# Task details
Please print all of the material below, word for word.

# Provided data
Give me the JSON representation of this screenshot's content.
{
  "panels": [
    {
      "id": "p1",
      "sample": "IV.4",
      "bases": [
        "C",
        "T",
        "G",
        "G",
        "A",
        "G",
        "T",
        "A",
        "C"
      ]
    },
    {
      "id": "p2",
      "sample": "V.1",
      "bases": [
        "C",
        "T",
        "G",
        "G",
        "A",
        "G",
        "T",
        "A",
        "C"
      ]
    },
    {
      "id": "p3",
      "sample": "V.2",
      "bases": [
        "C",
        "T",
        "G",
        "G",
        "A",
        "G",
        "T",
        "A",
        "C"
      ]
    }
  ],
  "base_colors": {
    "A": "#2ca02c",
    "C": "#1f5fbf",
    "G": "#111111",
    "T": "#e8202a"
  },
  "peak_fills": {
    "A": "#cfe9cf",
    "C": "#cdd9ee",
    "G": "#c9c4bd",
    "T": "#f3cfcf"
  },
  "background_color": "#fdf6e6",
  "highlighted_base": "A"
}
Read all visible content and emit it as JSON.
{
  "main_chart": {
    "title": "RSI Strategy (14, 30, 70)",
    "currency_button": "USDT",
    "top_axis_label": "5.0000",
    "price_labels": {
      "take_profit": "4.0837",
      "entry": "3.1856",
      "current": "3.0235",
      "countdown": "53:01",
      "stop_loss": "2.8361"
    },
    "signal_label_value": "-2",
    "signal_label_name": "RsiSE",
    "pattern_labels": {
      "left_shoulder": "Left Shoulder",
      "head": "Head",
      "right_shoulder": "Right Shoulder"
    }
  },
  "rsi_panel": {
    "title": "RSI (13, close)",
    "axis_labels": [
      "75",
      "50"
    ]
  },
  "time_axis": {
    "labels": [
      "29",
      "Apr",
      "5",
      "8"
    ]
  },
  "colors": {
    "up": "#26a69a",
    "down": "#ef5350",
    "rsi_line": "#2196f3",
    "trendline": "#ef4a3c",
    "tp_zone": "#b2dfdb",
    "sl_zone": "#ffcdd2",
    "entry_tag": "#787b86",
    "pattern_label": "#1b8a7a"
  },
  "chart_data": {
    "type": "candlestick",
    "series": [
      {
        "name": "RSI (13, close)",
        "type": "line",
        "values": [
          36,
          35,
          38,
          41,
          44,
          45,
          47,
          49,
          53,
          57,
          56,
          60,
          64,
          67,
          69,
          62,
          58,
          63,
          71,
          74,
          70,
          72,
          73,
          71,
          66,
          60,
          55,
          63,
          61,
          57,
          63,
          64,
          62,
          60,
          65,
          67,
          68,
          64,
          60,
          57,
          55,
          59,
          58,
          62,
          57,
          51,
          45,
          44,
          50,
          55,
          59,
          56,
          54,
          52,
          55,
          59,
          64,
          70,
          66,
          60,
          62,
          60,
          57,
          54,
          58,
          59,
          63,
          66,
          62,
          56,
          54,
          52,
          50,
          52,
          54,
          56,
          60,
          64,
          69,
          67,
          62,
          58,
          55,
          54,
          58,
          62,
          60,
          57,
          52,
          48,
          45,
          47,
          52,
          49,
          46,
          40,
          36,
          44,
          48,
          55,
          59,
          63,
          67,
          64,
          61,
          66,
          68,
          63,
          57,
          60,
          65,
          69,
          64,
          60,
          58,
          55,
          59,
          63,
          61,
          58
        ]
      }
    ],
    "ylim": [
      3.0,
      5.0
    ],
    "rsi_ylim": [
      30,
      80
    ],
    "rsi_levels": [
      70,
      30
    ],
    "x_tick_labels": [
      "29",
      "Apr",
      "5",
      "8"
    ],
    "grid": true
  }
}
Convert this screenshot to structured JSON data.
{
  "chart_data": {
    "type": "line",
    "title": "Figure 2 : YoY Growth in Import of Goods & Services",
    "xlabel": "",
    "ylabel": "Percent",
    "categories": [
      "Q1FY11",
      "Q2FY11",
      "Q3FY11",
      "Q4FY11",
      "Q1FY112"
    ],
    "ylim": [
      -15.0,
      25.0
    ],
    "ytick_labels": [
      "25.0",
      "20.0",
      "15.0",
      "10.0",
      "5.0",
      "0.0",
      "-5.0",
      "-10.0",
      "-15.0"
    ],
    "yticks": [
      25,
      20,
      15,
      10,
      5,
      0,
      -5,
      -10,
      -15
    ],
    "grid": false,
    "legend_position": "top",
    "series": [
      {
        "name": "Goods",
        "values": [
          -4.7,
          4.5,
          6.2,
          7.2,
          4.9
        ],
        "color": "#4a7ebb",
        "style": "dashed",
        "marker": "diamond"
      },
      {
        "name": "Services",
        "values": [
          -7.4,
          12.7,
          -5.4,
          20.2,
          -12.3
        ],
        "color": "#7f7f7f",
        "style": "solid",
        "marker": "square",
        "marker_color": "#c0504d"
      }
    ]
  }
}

# Exercise result
Give me the JSON representation of this screenshot's content.
{
  "panels": [
    {
      "id": "p1",
      "sample": "IV.4",
      "bases": [
        "C",
        "T",
        "G",
        "G",
        "A",
        "G",
        "T",
        "A",
        "C"
      ]
    },
    {
      "id": "p2",
      "sample": "V.1",
      "bases": [
        "C",
        "T",
        "G",
        "G",
        "A",
        "G",
        "T",
        "A",
        "C"
      ]
    },
    {
      "id": "p3",
      "sample": "V.2",
      "bases": [
        "C",
        "T",
        "G",
        "G",
        "A",
        "G",
        "T",
        "A",
        "C"
      ]
    }
  ],
  "base_colors": {
    "A": "#2ca02c",
    "C": "#1f5fbf",
    "G": "#111111",
    "T": "#e8202a"
  },
  "peak_fills": {
    "A": "#cfe9cf",
    "C": "#cdd9ee",
    "G": "#c9c4bd",
    "T": "#f3cfcf"
  },
  "background_color": "#fdf6e6",
  "highlighted_base": "A"
}
Read all visible content and emit it as JSON.
{
  "main_chart": {
    "title": "RSI Strategy (14, 30, 70)",
    "currency_button": "USDT",
    "top_axis_label": "5.0000",
    "price_labels": {
      "take_profit": "4.0837",
      "entry": "3.1856",
      "current": "3.0235",
      "countdown": "53:01",
      "stop_loss": "2.8361"
    },
    "signal_label_value": "-2",
    "signal_label_name": "RsiSE",
    "pattern_labels": {
      "left_shoulder": "Left Shoulder",
      "head": "Head",
      "right_shoulder": "Right Shoulder"
    }
  },
  "rsi_panel": {
    "title": "RSI (13, close)",
    "axis_labels": [
      "75",
      "50"
    ]
  },
  "time_axis": {
    "labels": [
      "29",
      "Apr",
      "5",
      "8"
    ]
  },
  "colors": {
    "up": "#26a69a",
    "down": "#ef5350",
    "rsi_line": "#2196f3",
    "trendline": "#ef4a3c",
    "tp_zone": "#b2dfdb",
    "sl_zone": "#ffcdd2",
    "entry_tag": "#787b86",
    "pattern_label": "#1b8a7a"
  },
  "chart_data": {
    "type": "candlestick",
    "series": [
      {
        "name": "RSI (13, close)",
        "type": "line",
        "values": [
          36,
          35,
          38,
          41,
          44,
          45,
          47,
          49,
          53,
          57,
          56,
          60,
          64,
          67,
          69,
          62,
          58,
          63,
          71,
          74,
          70,
          72,
          73,
          71,
          66,
          60,
          55,
          63,
          61,
          57,
          63,
          64,
          62,
          60,
          65,
          67,
          68,
          64,
          60,
          57,
          55,
          59,
          58,
          62,
          57,
          51,
          45,
          44,
          50,
          55,
          59,
          56,
          54,
          52,
          55,
          59,
          64,
          70,
          66,
          60,
          62,
          60,
          57,
          54,
          58,
          59,
          63,
          66,
          62,
          56,
          54,
          52,
          50,
          52,
          54,
          56,
          60,
          64,
          69,
          67,
          62,
          58,
          55,
          54,
          58,
          62,
          60,
          57,
          52,
          48,
          45,
          47,
          52,
          49,
          46,
          40,
          36,
          44,
          48,
          55,
          59,
          63,
          67,
          64,
          61,
          66,
          68,
          63,
          57,
          60,
          65,
          69,
          64,
          60,
          58,
          55,
          59,
          63,
          61,
          58
        ]
      }
    ],
    "ylim": [
      3.0,
      5.0
    ],
    "rsi_ylim": [
      30,
      80
    ],
    "rsi_levels": [
      70,
      30
    ],
    "x_tick_labels": [
      "29",
      "Apr",
      "5",
      "8"
    ],
    "grid": true
  }
}
Convert this screenshot to structured JSON data.
{
  "chart_data": {
    "type": "line",
    "title": "Figure 2 : YoY Growth in Import of Goods & Services",
    "xlabel": "",
    "ylabel": "Percent",
    "categories": [
      "Q1FY11",
      "Q2FY11",
      "Q3FY11",
      "Q4FY11",
      "Q1FY112"
    ],
    "ylim": [
      -15.0,
      25.0
    ],
    "ytick_labels": [
      "25.0",
      "20.0",
      "15.0",
      "10.0",
      "5.0",
      "0.0",
      "-5.0",
      "-10.0",
      "-15.0"
    ],
    "yticks": [
      25,
      20,
      15,
      10,
      5,
      0,
      -5,
      -10,
      -15
    ],
    "grid": false,
    "legend_position": "top",
    "series": [
      {
        "name": "Goods",
        "values": [
          -4.7,
          4.5,
          6.2,
          7.2,
          4.9
        ],
        "color": "#4a7ebb",
        "style": "dashed",
        "marker": "diamond"
      },
      {
        "name": "Services",
        "values": [
          -7.4,
          12.7,
          -5.4,
          20.2,
          -12.3
        ],
        "color": "#7f7f7f",
        "style": "solid",
        "marker": "square",
        "marker_color": "#c0504d"
      }
    ]
  }
}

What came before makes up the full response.